From the entries below, gather every line containing the string "against".

━━━ INFORMATION SUPPLIED ━━━

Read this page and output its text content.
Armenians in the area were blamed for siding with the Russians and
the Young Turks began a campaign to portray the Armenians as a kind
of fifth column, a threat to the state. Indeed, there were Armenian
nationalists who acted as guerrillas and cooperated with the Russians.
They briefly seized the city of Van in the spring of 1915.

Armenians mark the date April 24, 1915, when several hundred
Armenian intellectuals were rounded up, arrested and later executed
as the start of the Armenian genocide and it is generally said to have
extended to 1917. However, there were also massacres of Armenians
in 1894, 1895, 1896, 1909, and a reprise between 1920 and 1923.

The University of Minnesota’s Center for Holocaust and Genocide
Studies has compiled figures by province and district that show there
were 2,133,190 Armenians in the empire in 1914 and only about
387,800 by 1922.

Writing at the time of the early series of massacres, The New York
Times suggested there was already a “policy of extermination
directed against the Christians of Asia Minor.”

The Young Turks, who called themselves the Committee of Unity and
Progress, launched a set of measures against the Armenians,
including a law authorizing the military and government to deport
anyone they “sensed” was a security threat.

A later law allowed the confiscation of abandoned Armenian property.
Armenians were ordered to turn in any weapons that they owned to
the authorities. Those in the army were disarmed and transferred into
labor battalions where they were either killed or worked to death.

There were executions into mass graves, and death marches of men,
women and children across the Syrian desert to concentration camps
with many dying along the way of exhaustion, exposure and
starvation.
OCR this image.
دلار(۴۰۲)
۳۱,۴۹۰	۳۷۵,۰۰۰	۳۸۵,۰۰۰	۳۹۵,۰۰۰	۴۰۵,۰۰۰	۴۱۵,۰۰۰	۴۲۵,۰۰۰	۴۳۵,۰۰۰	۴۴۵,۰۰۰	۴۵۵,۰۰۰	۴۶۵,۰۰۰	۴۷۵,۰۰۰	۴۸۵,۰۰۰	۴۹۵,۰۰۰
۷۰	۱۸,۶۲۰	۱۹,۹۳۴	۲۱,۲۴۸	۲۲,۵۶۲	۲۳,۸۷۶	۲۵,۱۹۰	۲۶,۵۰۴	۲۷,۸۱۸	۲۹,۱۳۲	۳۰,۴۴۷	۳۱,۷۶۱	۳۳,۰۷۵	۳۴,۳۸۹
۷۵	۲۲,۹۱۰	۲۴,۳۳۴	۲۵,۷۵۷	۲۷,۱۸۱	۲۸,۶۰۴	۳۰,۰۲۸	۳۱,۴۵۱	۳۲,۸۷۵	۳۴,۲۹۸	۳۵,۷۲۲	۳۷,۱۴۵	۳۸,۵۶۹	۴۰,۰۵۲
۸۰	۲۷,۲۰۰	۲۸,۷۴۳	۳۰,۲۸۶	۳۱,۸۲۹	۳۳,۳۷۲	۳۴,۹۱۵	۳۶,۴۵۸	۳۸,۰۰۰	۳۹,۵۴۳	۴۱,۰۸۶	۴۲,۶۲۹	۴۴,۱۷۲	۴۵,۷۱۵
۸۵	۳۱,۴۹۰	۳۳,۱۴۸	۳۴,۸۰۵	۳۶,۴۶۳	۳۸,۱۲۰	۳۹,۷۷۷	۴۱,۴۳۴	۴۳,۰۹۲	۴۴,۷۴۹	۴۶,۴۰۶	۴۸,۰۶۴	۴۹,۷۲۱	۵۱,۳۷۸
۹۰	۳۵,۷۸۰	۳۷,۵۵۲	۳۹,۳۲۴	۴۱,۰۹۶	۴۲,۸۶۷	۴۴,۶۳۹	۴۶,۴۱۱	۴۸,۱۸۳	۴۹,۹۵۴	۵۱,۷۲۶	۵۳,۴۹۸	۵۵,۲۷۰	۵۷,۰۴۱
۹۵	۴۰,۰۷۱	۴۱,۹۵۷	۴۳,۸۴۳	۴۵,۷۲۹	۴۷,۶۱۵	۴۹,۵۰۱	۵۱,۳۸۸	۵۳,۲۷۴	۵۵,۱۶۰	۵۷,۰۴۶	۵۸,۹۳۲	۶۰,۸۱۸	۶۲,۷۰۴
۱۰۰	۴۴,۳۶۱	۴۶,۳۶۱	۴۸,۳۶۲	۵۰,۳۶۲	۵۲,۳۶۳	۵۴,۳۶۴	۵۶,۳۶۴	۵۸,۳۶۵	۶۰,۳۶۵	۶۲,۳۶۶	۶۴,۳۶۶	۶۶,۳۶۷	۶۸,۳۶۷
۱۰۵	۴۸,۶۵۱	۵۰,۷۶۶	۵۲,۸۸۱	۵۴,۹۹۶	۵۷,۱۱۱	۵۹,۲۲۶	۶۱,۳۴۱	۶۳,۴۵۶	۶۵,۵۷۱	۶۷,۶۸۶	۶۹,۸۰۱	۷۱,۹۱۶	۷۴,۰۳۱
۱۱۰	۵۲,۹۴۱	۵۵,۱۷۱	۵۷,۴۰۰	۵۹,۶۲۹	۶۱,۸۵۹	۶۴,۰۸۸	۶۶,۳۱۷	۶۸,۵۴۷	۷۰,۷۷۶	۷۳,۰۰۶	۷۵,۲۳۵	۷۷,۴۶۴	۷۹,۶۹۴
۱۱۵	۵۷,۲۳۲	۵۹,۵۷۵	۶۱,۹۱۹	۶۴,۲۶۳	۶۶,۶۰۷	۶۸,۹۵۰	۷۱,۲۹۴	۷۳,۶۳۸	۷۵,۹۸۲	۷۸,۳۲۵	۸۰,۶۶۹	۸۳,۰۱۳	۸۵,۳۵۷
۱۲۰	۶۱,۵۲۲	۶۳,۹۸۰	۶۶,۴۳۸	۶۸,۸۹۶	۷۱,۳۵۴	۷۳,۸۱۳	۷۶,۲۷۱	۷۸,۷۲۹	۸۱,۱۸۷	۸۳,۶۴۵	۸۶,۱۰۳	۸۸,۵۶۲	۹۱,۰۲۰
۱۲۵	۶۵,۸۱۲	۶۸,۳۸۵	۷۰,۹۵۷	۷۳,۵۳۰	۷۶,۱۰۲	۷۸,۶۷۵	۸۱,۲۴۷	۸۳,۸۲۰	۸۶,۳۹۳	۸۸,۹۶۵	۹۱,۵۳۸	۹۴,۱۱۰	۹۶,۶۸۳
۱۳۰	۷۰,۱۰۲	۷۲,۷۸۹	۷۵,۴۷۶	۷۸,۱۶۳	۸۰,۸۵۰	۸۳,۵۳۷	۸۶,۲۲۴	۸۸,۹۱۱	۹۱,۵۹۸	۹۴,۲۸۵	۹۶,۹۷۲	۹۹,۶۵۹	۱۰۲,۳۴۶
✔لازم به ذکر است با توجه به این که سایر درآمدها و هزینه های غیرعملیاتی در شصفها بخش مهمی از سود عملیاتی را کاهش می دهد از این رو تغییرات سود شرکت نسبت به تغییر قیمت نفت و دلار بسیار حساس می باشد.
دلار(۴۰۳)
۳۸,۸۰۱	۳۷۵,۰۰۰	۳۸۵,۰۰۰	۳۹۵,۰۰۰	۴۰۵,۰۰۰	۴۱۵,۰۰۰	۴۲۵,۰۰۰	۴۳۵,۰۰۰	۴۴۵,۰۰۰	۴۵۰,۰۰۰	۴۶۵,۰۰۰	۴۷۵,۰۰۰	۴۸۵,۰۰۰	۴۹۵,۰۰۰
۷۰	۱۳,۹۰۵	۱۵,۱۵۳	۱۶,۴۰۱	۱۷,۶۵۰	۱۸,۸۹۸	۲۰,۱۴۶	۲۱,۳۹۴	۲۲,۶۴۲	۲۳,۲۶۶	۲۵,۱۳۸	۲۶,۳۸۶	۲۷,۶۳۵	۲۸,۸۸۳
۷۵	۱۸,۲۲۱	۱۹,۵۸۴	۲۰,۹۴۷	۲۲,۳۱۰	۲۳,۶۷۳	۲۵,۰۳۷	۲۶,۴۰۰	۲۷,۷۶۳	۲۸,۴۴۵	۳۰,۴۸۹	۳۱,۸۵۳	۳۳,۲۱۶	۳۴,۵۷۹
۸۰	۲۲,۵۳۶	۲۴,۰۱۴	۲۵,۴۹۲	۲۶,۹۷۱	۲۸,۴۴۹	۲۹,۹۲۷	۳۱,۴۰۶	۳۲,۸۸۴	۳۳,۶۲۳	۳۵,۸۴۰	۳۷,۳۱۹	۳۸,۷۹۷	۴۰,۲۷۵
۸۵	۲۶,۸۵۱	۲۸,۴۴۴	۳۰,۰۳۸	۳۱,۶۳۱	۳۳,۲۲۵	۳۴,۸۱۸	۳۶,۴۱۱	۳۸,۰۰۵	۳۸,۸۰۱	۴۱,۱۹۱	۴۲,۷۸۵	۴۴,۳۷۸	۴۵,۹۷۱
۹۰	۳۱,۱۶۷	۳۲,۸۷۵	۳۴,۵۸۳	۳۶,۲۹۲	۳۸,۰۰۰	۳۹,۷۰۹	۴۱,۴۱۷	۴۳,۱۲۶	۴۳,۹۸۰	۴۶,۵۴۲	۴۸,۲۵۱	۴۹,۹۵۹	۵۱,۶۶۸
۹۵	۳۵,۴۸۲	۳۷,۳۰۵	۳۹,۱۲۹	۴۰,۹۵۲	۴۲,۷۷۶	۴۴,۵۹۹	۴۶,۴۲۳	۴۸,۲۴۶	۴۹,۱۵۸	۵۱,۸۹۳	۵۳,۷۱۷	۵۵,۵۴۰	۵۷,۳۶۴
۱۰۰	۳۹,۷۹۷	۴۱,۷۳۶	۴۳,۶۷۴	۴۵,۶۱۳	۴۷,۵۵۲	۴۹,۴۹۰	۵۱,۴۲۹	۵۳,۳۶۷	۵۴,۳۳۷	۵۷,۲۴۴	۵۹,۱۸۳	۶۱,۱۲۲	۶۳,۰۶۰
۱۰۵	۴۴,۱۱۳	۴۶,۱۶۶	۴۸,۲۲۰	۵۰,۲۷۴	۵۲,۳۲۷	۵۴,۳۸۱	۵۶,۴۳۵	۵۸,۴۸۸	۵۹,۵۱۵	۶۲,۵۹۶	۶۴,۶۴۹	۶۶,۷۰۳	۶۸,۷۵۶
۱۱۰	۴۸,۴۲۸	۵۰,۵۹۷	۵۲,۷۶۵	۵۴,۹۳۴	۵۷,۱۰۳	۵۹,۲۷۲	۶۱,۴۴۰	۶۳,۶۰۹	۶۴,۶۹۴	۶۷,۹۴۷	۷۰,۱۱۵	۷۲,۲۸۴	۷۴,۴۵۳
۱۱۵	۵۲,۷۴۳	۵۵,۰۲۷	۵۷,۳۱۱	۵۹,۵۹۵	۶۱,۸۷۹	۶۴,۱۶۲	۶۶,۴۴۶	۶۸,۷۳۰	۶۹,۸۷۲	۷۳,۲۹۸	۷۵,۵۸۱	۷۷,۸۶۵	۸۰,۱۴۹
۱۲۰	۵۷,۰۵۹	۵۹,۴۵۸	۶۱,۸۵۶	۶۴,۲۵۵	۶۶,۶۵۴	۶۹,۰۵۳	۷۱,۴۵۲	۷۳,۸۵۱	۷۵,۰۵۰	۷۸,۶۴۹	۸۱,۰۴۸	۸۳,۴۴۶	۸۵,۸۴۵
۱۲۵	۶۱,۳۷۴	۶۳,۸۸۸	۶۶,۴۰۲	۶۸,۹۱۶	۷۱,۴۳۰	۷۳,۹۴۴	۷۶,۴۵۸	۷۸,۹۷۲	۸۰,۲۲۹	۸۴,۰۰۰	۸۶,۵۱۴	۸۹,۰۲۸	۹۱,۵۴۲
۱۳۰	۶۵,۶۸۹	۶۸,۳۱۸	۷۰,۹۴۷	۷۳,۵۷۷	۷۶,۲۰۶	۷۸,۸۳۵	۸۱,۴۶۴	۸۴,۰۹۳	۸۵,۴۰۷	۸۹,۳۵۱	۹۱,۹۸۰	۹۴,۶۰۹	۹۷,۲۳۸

━━━

# [SOLUTION FOR THIS PROBLEM]
directed against the Christians of Asia Minor.”
Progress, launched a set of measures against the Armenians,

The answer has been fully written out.